SET TASK |
Check the listing below for lines that hold "labels". How many are there? Please give only the number.
— Start INPUT FOR THIS TASK —
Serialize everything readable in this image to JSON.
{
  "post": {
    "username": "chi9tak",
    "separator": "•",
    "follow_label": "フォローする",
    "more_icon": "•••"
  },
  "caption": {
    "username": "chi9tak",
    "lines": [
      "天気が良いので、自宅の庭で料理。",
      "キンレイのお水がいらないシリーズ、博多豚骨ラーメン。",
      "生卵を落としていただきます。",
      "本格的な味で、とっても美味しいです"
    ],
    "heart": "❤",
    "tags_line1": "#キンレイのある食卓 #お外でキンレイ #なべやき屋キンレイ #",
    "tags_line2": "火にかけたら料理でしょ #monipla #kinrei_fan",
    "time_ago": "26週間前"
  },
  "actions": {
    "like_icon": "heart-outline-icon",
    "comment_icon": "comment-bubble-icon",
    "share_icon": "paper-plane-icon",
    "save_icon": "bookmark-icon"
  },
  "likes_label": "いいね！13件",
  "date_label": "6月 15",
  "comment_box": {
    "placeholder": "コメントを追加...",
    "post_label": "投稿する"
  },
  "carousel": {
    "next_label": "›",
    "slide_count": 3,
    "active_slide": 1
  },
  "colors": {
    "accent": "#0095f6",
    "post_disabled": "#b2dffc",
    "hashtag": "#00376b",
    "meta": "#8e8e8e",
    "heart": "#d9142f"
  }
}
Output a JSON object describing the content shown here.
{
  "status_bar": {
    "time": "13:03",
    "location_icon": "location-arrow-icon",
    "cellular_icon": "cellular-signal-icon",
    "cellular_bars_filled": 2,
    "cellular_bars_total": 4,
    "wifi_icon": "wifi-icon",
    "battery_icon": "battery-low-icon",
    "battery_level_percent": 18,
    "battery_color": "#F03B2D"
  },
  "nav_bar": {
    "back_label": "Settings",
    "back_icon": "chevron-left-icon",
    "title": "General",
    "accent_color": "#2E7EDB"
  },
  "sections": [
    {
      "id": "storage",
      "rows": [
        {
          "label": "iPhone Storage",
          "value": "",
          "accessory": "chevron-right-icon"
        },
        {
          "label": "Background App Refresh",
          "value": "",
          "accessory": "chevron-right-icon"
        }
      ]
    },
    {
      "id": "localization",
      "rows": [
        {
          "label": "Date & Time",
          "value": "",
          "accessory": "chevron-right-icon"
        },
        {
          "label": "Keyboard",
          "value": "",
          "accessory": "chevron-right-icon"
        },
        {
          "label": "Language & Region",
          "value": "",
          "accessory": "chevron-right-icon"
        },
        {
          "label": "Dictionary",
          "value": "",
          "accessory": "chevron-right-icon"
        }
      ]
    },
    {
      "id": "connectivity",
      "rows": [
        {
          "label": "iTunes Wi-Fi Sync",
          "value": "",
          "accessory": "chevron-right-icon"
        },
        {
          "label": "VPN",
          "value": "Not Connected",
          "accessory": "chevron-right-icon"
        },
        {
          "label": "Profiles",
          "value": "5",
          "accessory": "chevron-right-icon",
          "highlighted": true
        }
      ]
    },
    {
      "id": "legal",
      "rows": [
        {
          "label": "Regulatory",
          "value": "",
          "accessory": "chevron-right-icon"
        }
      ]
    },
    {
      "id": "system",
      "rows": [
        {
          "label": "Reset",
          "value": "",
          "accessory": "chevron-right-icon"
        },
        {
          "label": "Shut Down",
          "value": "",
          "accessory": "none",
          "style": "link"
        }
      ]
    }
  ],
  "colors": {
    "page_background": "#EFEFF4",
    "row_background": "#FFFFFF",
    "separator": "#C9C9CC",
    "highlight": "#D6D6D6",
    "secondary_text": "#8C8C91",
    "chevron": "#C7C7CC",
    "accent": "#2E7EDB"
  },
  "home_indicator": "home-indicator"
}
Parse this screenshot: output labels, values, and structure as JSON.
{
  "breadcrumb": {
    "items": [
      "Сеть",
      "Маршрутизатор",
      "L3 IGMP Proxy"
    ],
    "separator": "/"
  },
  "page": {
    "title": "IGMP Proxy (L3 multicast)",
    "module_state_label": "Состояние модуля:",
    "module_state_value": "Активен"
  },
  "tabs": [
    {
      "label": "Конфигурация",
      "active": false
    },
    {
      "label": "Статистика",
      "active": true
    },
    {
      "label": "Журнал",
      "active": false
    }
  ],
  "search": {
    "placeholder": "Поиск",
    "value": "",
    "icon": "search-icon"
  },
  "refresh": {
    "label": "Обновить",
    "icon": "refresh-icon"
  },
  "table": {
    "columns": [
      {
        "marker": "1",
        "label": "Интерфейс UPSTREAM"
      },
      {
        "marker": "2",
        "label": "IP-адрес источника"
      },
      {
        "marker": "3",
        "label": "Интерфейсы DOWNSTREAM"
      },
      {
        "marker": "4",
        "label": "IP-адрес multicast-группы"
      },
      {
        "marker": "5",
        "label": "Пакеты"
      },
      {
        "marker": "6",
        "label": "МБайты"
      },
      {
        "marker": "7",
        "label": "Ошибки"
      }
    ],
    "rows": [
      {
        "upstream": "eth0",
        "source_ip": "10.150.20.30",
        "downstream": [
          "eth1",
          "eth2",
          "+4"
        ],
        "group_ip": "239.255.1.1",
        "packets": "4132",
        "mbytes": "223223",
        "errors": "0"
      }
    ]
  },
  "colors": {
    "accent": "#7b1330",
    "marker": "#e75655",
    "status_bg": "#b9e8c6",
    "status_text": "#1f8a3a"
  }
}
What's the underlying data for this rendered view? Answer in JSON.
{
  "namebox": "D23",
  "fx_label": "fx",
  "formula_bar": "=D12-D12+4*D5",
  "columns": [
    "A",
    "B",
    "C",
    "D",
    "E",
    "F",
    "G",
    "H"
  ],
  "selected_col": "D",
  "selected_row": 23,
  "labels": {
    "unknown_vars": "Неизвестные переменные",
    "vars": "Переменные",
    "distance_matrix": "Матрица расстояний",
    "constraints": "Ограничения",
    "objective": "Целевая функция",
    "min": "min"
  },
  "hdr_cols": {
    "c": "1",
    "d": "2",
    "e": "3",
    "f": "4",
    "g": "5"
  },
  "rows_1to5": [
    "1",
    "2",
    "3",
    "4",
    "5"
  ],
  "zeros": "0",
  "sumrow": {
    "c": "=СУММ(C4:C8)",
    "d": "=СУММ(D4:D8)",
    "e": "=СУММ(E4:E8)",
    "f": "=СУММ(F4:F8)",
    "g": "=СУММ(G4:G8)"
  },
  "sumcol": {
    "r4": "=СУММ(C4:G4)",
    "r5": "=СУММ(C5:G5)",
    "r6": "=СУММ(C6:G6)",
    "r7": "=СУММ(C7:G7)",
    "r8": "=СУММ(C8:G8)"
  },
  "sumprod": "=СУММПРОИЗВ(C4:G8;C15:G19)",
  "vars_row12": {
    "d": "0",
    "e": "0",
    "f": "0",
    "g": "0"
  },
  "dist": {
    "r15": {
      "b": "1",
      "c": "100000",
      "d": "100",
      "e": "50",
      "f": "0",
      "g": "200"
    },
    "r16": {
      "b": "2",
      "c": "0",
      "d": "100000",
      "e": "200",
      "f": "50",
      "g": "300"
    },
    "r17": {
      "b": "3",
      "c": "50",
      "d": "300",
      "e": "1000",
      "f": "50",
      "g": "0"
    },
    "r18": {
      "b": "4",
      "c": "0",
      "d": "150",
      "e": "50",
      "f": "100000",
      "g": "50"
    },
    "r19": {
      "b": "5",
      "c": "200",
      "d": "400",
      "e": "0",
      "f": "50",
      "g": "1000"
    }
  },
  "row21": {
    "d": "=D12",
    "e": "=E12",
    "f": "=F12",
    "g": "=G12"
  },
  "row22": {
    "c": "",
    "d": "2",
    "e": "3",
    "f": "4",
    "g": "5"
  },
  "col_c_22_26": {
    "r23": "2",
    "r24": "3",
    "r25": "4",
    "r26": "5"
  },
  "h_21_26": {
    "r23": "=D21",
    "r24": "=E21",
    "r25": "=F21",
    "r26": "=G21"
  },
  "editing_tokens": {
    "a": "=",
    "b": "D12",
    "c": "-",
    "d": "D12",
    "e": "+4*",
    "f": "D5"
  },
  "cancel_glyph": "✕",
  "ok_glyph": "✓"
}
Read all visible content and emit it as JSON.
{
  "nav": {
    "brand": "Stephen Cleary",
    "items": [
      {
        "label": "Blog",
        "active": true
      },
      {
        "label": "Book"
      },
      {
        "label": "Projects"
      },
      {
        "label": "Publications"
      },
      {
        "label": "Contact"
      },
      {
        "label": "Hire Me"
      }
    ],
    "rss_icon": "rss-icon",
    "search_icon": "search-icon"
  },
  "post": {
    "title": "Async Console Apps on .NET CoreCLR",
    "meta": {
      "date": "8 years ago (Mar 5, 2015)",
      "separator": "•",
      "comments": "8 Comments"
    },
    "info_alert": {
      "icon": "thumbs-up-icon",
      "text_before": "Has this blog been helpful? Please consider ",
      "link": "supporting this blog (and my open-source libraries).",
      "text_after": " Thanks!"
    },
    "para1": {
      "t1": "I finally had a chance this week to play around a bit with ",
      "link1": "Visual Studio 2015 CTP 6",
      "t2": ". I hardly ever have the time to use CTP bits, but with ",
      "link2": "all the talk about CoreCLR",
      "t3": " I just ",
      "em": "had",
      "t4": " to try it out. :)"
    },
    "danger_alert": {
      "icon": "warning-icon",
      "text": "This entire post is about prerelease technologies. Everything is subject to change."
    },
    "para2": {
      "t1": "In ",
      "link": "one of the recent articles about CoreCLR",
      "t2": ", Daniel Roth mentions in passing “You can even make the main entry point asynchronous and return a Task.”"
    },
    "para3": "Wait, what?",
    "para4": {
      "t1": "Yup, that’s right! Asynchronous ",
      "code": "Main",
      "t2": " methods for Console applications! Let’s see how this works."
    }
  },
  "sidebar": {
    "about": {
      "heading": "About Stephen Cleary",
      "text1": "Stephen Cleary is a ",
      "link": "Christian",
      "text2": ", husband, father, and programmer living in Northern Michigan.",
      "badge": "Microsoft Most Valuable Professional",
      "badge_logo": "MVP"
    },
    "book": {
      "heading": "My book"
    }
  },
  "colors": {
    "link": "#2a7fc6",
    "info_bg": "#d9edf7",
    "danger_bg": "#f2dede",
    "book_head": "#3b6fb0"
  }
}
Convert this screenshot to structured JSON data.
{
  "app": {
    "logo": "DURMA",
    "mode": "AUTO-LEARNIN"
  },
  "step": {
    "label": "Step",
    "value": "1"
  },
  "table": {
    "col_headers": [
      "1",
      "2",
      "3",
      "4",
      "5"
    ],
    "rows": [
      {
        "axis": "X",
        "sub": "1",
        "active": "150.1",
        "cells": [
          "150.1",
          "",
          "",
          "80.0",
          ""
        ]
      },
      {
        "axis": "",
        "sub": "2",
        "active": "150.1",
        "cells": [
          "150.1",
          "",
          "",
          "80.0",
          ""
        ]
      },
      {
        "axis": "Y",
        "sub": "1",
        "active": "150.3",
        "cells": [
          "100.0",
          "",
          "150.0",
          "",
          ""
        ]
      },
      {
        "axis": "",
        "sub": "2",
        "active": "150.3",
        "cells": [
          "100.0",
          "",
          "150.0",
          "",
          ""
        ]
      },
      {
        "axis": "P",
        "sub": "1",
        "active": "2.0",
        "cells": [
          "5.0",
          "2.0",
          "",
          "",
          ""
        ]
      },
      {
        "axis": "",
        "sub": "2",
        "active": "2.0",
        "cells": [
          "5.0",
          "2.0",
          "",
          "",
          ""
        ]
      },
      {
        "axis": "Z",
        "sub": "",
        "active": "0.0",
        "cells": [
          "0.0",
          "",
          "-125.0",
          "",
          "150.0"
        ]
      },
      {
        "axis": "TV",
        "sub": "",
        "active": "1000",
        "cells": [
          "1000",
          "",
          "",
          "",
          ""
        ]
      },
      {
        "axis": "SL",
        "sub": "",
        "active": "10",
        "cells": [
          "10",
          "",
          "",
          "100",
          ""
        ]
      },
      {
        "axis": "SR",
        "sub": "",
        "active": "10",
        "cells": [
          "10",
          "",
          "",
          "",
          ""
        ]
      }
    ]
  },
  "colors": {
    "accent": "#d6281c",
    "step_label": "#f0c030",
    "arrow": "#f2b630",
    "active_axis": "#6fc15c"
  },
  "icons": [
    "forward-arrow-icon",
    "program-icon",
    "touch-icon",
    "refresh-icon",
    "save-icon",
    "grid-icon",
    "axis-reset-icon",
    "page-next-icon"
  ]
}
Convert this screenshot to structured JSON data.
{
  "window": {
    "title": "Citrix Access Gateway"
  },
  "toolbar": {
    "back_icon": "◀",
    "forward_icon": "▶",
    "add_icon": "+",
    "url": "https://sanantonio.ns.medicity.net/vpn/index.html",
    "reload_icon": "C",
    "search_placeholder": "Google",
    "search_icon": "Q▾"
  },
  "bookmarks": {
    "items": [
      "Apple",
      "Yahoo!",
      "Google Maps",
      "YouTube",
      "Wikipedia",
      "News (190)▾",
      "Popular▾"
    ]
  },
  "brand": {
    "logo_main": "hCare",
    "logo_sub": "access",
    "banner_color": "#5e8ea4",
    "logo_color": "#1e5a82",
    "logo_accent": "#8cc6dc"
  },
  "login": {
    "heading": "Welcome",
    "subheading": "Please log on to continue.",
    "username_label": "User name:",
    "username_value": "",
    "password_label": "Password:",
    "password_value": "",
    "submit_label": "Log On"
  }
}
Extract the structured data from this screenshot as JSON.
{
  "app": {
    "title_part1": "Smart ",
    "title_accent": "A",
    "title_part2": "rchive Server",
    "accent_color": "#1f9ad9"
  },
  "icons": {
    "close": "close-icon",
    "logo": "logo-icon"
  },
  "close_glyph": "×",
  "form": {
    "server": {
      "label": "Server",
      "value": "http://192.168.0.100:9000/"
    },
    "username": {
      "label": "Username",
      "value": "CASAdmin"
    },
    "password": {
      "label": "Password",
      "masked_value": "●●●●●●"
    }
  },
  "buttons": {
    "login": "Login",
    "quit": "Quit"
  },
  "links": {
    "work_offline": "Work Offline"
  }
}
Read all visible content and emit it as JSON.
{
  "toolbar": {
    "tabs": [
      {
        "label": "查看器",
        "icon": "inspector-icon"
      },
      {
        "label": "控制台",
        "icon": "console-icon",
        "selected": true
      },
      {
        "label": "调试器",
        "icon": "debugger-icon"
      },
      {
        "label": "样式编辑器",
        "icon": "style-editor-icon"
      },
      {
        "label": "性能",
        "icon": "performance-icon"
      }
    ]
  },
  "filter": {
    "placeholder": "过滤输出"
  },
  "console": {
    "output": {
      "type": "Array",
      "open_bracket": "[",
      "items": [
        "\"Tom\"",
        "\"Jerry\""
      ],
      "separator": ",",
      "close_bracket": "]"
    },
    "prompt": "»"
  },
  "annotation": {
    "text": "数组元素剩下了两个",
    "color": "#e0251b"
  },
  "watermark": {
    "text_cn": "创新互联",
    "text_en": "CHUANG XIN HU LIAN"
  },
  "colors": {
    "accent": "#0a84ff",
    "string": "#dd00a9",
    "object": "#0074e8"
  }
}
— End INPUT FOR THIS TASK —
THE SOLUTION |
2